■ **WHAT THE TASK REQUIRES**
How many of the lines below include "首席书虫"? Give the number and no other words.

[Data excerpts]

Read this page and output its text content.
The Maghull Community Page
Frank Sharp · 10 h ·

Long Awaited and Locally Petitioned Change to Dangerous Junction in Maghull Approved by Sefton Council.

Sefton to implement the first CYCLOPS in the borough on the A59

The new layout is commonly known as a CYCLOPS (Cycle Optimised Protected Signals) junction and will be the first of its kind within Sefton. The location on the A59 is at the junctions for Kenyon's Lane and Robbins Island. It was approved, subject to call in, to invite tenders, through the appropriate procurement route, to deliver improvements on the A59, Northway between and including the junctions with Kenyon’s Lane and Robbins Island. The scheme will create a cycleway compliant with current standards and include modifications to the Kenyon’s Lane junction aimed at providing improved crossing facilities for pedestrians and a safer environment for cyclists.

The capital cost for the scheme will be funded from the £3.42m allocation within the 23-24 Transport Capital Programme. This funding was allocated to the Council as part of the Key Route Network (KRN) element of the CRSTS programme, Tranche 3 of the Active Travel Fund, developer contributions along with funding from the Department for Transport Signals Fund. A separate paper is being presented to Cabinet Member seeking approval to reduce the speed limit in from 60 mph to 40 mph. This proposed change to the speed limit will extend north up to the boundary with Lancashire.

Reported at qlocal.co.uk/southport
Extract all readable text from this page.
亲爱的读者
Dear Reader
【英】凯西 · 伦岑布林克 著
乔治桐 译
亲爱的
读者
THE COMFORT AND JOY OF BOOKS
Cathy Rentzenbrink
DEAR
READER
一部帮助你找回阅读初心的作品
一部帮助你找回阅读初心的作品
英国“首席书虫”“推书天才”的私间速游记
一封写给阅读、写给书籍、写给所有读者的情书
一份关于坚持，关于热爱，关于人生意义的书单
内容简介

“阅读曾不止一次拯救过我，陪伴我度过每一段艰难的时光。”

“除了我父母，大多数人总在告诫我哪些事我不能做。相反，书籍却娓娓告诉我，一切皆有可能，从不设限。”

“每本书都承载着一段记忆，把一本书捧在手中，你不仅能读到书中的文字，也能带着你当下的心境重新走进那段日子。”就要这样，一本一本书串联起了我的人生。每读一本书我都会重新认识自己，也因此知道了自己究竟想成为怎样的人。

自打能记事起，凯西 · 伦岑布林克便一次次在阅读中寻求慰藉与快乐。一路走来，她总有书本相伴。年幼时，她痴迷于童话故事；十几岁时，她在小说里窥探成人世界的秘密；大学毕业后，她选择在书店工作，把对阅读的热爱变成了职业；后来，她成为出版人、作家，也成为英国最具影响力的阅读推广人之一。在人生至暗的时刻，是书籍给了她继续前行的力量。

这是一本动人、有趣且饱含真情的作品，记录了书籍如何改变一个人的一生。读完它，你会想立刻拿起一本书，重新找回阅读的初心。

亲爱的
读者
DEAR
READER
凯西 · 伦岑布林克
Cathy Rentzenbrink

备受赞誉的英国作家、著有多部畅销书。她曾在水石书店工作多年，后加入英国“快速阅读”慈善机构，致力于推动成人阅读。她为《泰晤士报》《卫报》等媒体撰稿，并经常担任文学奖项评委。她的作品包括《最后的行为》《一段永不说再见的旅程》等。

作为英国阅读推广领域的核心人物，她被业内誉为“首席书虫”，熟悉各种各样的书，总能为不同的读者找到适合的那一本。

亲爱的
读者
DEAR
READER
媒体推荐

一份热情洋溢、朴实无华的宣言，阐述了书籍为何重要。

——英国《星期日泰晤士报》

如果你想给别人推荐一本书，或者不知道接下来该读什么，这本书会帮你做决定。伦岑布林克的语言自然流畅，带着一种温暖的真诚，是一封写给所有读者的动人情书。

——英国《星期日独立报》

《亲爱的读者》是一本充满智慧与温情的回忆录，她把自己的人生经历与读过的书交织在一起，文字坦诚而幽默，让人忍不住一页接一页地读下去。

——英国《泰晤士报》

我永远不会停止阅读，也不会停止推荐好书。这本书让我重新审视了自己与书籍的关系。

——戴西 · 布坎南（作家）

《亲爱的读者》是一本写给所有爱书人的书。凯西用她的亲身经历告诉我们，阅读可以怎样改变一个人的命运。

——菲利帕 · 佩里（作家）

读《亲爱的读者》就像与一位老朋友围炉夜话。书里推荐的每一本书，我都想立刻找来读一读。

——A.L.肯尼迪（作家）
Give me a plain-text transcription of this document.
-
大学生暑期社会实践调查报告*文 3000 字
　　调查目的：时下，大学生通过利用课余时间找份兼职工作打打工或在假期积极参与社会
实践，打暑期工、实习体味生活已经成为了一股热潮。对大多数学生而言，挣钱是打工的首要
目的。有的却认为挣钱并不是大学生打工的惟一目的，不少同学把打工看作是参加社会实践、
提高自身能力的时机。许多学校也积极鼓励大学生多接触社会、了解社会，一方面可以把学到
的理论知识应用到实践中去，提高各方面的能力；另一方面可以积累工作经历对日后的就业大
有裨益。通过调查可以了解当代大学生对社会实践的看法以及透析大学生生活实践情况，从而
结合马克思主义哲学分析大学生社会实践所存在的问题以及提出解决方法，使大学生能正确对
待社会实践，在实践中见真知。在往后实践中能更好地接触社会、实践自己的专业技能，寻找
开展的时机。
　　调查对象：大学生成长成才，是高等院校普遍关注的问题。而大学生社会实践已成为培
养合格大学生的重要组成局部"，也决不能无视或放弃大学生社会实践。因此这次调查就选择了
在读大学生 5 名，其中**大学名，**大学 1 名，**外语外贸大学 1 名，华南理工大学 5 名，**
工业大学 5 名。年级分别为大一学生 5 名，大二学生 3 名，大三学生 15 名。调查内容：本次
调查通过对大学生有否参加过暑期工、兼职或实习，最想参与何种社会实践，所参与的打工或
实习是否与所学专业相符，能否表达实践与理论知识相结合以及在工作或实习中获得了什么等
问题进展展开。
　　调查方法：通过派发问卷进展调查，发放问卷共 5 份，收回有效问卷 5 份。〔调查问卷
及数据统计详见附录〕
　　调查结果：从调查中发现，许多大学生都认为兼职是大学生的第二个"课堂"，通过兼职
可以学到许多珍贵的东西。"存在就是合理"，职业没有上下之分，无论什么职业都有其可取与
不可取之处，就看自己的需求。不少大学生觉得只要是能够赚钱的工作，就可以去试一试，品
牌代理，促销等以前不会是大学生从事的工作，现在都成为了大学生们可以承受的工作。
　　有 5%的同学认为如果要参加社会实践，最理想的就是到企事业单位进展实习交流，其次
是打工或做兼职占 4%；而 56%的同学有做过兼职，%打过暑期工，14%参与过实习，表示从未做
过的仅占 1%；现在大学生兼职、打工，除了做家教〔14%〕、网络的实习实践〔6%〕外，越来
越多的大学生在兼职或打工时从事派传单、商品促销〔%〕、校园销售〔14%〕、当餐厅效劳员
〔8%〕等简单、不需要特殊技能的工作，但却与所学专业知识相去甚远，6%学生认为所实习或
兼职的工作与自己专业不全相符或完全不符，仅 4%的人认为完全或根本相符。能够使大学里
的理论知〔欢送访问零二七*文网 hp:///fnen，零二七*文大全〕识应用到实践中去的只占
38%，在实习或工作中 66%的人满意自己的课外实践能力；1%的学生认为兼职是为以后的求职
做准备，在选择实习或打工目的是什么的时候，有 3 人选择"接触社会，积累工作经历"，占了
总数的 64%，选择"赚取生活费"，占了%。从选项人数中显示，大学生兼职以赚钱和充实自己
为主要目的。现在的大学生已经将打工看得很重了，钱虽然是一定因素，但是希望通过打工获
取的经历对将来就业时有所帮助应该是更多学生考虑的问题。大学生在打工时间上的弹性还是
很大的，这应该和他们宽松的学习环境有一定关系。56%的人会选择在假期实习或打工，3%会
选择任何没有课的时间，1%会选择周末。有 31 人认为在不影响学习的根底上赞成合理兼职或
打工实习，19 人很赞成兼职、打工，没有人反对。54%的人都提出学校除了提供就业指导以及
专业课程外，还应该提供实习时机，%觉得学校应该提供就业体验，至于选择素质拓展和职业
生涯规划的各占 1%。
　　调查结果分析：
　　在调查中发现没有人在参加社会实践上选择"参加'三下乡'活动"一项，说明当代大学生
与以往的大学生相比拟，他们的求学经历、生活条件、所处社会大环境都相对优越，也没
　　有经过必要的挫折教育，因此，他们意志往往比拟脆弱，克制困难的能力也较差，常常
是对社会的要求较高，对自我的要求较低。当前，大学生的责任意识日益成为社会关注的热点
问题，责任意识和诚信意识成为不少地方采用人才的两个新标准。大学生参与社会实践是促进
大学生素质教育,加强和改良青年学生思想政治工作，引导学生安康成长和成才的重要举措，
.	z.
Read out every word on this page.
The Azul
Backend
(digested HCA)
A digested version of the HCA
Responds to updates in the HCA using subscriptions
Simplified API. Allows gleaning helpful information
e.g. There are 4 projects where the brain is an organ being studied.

■ **SOLUTION TO THE PROBLEM**
2